* [Given records]:
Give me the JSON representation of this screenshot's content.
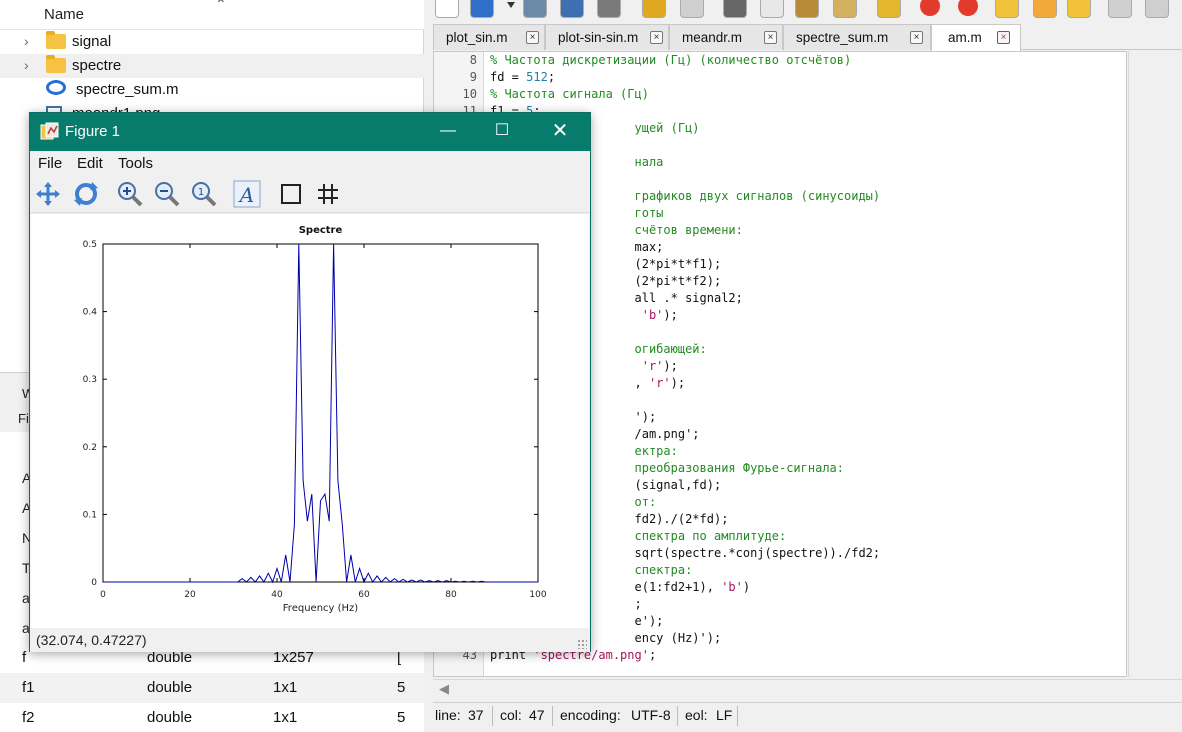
{
  "file_browser": {
    "column_name": "Name",
    "items": [
      {
        "label": "signal",
        "type": "folder"
      },
      {
        "label": "spectre",
        "type": "folder"
      },
      {
        "label": "spectre_sum.m",
        "type": "m-file"
      },
      {
        "label": "meandr1.png",
        "type": "image"
      }
    ]
  },
  "workspace": {
    "title_partial": "W",
    "filter_partial": "Fi",
    "left_letters": [
      "A",
      "A",
      "N",
      "T",
      "a",
      "a"
    ],
    "rows": [
      {
        "name": "f",
        "class": "double",
        "dims": "1x257",
        "value": "["
      },
      {
        "name": "f1",
        "class": "double",
        "dims": "1x1",
        "value": "5"
      },
      {
        "name": "f2",
        "class": "double",
        "dims": "1x1",
        "value": "5"
      }
    ]
  },
  "editor": {
    "toolbar_icons": [
      "new-file-icon",
      "open-folder-icon",
      "dropdown-icon",
      "save-icon",
      "save-as-icon",
      "print-icon",
      "undo-icon",
      "redo-icon",
      "cut-icon",
      "copy-icon",
      "paste-icon",
      "edit-icon",
      "settings-icon",
      "stop-icon",
      "breakpoint-icon",
      "step-icon",
      "step-out-icon",
      "run-icon",
      "continue-icon",
      "forward-icon"
    ],
    "tabs": [
      {
        "label": "plot_sin.m",
        "active": false
      },
      {
        "label": "plot-sin-sin.m",
        "active": false
      },
      {
        "label": "meandr.m",
        "active": false
      },
      {
        "label": "spectre_sum.m",
        "active": false
      },
      {
        "label": "am.m",
        "active": true
      }
    ],
    "lines": [
      {
        "n": "8",
        "text": "% Частота дискретизации (Гц) (количество отсчётов)",
        "kind": "comment"
      },
      {
        "n": "9",
        "text": "fd = 512;",
        "kind": "code"
      },
      {
        "n": "10",
        "text": "% Частота сигнала (Гц)",
        "kind": "comment"
      },
      {
        "n": "11",
        "text": "f1 = 5;",
        "kind": "code"
      },
      {
        "n": "",
        "text": "                    ущей (Гц)",
        "kind": "comment"
      },
      {
        "n": "",
        "text": "",
        "kind": "code"
      },
      {
        "n": "",
        "text": "                    нала",
        "kind": "comment"
      },
      {
        "n": "",
        "text": "",
        "kind": "code"
      },
      {
        "n": "",
        "text": "                    графиков двух сигналов (синусоиды)",
        "kind": "comment"
      },
      {
        "n": "",
        "text": "                    готы",
        "kind": "comment"
      },
      {
        "n": "",
        "text": "                    счётов времени:",
        "kind": "comment"
      },
      {
        "n": "",
        "text": "                    max;",
        "kind": "code"
      },
      {
        "n": "",
        "text": "                    (2*pi*t*f1);",
        "kind": "code"
      },
      {
        "n": "",
        "text": "                    (2*pi*t*f2);",
        "kind": "code"
      },
      {
        "n": "",
        "text": "                    all .* signal2;",
        "kind": "code"
      },
      {
        "n": "",
        "text": "                     'b');",
        "kind": "code"
      },
      {
        "n": "",
        "text": "",
        "kind": "code"
      },
      {
        "n": "",
        "text": "                    огибающей:",
        "kind": "comment"
      },
      {
        "n": "",
        "text": "                     'r');",
        "kind": "code"
      },
      {
        "n": "",
        "text": "                    , 'r');",
        "kind": "code"
      },
      {
        "n": "",
        "text": "",
        "kind": "code"
      },
      {
        "n": "",
        "text": "                    ');",
        "kind": "code"
      },
      {
        "n": "",
        "text": "                    /am.png';",
        "kind": "code"
      },
      {
        "n": "",
        "text": "                    ектра:",
        "kind": "comment"
      },
      {
        "n": "",
        "text": "                    преобразования Фурье-сигнала:",
        "kind": "comment"
      },
      {
        "n": "",
        "text": "                    (signal,fd);",
        "kind": "code"
      },
      {
        "n": "",
        "text": "                    от:",
        "kind": "comment"
      },
      {
        "n": "",
        "text": "                    fd2)./(2*fd);",
        "kind": "code"
      },
      {
        "n": "",
        "text": "                    спектра по амплитуде:",
        "kind": "comment"
      },
      {
        "n": "",
        "text": "                    sqrt(spectre.*conj(spectre))./fd2;",
        "kind": "code"
      },
      {
        "n": "",
        "text": "                    спектра:",
        "kind": "comment"
      },
      {
        "n": "",
        "text": "                    e(1:fd2+1), 'b')",
        "kind": "code"
      },
      {
        "n": "",
        "text": "                    ;",
        "kind": "code"
      },
      {
        "n": "",
        "text": "                    e');",
        "kind": "code"
      },
      {
        "n": "",
        "text": "                    ency (Hz)');",
        "kind": "code"
      },
      {
        "n": "43",
        "text": "print 'spectre/am.png';",
        "kind": "code"
      }
    ],
    "status": {
      "line_label": "line:",
      "line_value": "37",
      "col_label": "col:",
      "col_value": "47",
      "encoding_label": "encoding:",
      "encoding_value": "UTF-8",
      "eol_label": "eol:",
      "eol_value": "LF"
    }
  },
  "figure": {
    "title": "Figure 1",
    "menu": [
      "File",
      "Edit",
      "Tools"
    ],
    "tools": [
      "pan-icon",
      "rotate-icon",
      "zoom-in-icon",
      "zoom-out-icon",
      "zoom-reset-icon",
      "text-tool-icon",
      "axes-box-icon",
      "grid-icon"
    ],
    "coords": "(32.074, 0.47227)"
  },
  "colors": {
    "title_bar": "#077b6c",
    "plot_line": "#0000aa",
    "comment": "#228b22",
    "number": "#1c7fb0",
    "string": "#a3155a"
  },
  "chart_data": {
    "type": "line",
    "title": "Spectre",
    "xlabel": "Frequency (Hz)",
    "ylabel": "",
    "xlim": [
      0,
      100
    ],
    "ylim": [
      0,
      0.5
    ],
    "xticks": [
      0,
      20,
      40,
      60,
      80,
      100
    ],
    "yticks": [
      0,
      0.1,
      0.2,
      0.3,
      0.4,
      0.5
    ],
    "series": [
      {
        "x": [
          0,
          1,
          2,
          3,
          4,
          5,
          6,
          7,
          8,
          9,
          10,
          11,
          12,
          13,
          14,
          15,
          16,
          17,
          18,
          19,
          20,
          21,
          22,
          23,
          24,
          25,
          26,
          27,
          28,
          29,
          30,
          31,
          32,
          33,
          34,
          35,
          36,
          37,
          38,
          39,
          40,
          41,
          42,
          43,
          44,
          45,
          46,
          47,
          48,
          49,
          50,
          51,
          52,
          53,
          54,
          55,
          56,
          57,
          58,
          59,
          60,
          61,
          62,
          63,
          64,
          65,
          66,
          67,
          68,
          69,
          70,
          71,
          72,
          73,
          74,
          75,
          76,
          77,
          78,
          79,
          80,
          81,
          82,
          83,
          84,
          85,
          86,
          87,
          88,
          89,
          90,
          91,
          92,
          93,
          94,
          95,
          96,
          97,
          98,
          99,
          100
        ],
        "y": [
          0,
          0,
          0,
          0,
          0,
          0,
          0,
          0,
          0,
          0,
          0,
          0,
          0,
          0,
          0,
          0,
          0,
          0,
          0,
          0,
          0,
          0,
          0,
          0,
          0,
          0,
          0,
          0,
          0,
          0,
          0,
          0,
          0.005,
          0,
          0.007,
          0,
          0.009,
          0,
          0.013,
          0,
          0.02,
          0,
          0.04,
          0,
          0.085,
          0.5,
          0.15,
          0.09,
          0.13,
          0,
          0.12,
          0.13,
          0.09,
          0.5,
          0.15,
          0.085,
          0,
          0.04,
          0,
          0.02,
          0,
          0.013,
          0,
          0.009,
          0,
          0.007,
          0,
          0.005,
          0,
          0.004,
          0,
          0.003,
          0,
          0.003,
          0,
          0.002,
          0,
          0.002,
          0,
          0.002,
          0,
          0.001,
          0,
          0.001,
          0,
          0.001,
          0,
          0.001,
          0,
          0,
          0,
          0,
          0,
          0,
          0,
          0,
          0,
          0,
          0,
          0,
          0
        ]
      }
    ],
    "grid": false
  }
}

* [Task directions]:
Pull out every line of the records that includes the string "type".

* [Correct response]:
        "type": "folder"
        "type": "folder"
        "type": "m-file"
        "type": "image"
    "type": "line",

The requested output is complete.